## [Directive]
Using the listing below, please gather every line containing the word "Pythia".

— Start Data excerpts —

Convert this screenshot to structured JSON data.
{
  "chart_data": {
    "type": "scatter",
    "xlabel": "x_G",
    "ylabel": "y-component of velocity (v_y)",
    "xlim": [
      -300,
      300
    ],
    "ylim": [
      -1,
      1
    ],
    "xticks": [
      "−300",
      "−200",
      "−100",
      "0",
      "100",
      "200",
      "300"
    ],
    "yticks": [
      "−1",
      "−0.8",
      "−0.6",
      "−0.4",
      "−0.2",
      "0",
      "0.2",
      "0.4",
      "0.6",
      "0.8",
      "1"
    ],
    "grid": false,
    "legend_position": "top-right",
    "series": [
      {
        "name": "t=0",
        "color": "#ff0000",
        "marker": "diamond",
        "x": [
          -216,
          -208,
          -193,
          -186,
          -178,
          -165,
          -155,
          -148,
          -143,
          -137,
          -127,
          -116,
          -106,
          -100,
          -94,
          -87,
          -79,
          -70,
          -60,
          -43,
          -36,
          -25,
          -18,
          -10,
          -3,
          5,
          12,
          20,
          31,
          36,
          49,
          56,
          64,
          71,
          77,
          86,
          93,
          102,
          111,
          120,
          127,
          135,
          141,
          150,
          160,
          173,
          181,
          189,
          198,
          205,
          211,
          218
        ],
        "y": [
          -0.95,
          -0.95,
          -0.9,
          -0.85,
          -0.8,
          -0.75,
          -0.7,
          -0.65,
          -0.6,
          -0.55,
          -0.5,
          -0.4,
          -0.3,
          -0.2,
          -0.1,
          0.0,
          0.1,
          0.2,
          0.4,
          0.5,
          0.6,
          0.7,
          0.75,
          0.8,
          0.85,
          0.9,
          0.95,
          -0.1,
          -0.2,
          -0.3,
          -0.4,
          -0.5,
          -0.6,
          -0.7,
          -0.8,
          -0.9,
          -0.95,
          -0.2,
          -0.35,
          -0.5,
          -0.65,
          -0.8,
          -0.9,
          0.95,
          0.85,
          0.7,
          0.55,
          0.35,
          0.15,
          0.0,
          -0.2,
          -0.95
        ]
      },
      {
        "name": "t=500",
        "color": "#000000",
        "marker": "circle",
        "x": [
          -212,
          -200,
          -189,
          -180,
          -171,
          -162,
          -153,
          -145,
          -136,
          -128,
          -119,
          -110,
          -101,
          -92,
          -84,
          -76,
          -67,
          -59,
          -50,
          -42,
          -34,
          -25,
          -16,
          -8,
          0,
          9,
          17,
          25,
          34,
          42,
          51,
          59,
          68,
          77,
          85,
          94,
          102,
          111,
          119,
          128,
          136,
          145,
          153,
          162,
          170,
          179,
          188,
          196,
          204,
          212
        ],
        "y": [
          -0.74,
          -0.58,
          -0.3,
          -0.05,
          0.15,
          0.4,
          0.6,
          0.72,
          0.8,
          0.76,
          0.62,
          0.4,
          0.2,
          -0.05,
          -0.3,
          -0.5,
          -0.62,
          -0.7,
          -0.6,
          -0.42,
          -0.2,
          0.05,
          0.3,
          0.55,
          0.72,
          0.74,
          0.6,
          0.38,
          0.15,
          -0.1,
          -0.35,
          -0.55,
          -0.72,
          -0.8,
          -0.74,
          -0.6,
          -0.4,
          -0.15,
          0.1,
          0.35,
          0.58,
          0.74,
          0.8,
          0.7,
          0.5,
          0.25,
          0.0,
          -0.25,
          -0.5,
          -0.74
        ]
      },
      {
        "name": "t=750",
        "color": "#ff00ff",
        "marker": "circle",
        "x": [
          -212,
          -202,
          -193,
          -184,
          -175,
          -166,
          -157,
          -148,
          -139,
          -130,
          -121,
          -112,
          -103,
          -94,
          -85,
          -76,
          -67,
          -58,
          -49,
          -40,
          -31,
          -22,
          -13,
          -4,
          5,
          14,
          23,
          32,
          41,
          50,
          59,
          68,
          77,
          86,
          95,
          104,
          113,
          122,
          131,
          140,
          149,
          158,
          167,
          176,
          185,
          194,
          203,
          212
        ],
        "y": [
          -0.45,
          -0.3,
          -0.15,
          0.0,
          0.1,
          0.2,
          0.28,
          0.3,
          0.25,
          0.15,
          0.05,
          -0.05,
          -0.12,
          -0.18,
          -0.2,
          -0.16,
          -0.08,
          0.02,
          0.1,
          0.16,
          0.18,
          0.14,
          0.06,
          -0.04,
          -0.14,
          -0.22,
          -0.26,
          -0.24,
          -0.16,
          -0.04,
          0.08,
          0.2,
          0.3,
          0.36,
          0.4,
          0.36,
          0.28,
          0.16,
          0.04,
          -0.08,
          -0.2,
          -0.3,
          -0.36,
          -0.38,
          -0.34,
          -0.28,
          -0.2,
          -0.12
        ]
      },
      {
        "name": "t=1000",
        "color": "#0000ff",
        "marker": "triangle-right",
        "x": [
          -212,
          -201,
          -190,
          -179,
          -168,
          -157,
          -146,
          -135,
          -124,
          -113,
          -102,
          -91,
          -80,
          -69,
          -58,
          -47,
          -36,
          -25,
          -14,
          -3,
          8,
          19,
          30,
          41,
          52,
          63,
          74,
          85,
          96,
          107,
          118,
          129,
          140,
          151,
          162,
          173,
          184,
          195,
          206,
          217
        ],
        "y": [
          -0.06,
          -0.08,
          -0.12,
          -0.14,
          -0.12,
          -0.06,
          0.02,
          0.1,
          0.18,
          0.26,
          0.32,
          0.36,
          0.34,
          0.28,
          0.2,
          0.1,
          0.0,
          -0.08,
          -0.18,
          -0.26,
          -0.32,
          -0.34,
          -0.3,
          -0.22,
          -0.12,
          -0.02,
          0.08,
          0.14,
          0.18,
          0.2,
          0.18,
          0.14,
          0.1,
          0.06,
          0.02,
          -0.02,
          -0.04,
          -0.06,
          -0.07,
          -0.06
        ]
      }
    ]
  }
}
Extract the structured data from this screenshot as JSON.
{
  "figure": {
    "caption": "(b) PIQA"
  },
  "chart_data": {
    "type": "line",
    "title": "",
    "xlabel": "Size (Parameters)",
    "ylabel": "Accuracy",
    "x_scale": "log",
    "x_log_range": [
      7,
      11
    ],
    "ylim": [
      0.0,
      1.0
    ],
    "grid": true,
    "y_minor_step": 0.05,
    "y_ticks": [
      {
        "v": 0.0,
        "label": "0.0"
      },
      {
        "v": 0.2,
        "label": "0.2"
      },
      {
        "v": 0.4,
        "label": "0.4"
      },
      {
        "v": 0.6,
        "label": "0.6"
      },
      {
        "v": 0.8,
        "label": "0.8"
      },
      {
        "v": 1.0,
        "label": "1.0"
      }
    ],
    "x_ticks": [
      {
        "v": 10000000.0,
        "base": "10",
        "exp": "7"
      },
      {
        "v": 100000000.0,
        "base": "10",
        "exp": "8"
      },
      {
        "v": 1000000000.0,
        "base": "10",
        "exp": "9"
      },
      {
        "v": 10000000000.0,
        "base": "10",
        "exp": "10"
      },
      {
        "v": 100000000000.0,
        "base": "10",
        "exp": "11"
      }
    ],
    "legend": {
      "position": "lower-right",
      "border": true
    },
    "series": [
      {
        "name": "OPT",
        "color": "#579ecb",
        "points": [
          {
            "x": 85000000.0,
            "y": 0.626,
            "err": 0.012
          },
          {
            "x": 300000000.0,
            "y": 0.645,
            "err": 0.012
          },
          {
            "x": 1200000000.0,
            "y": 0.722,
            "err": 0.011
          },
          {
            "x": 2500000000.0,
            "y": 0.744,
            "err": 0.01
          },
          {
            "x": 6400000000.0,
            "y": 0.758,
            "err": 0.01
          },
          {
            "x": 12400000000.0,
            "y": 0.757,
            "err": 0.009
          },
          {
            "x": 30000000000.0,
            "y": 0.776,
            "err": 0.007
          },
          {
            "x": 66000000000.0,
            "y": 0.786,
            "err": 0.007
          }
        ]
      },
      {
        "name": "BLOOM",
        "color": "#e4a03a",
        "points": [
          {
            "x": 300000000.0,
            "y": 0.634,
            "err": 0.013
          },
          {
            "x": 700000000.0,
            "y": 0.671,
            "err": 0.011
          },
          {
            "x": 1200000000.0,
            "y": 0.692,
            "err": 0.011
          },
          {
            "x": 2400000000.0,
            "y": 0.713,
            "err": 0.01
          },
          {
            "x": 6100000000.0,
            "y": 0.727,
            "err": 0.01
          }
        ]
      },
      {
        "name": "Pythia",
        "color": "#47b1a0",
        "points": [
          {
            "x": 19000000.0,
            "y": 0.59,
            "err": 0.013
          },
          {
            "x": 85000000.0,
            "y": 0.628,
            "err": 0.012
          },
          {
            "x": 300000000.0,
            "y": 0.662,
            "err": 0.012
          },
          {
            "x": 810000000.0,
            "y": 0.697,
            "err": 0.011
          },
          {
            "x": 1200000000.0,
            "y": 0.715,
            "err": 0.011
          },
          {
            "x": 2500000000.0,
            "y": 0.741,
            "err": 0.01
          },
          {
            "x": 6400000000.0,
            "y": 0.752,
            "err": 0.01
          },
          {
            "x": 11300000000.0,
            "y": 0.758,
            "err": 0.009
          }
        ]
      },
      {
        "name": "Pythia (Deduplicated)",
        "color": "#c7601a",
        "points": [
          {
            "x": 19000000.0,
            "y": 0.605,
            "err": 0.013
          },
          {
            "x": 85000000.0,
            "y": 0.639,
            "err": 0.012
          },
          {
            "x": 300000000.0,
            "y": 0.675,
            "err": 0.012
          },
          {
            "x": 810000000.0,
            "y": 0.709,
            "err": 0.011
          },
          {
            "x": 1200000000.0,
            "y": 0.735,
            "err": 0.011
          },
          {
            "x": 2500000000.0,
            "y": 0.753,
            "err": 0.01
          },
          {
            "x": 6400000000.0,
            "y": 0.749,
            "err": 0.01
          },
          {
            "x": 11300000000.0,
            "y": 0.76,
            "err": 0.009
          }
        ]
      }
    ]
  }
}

— End Data excerpts —

## [In response]
        "name": "Pythia",
        "name": "Pythia (Deduplicated)",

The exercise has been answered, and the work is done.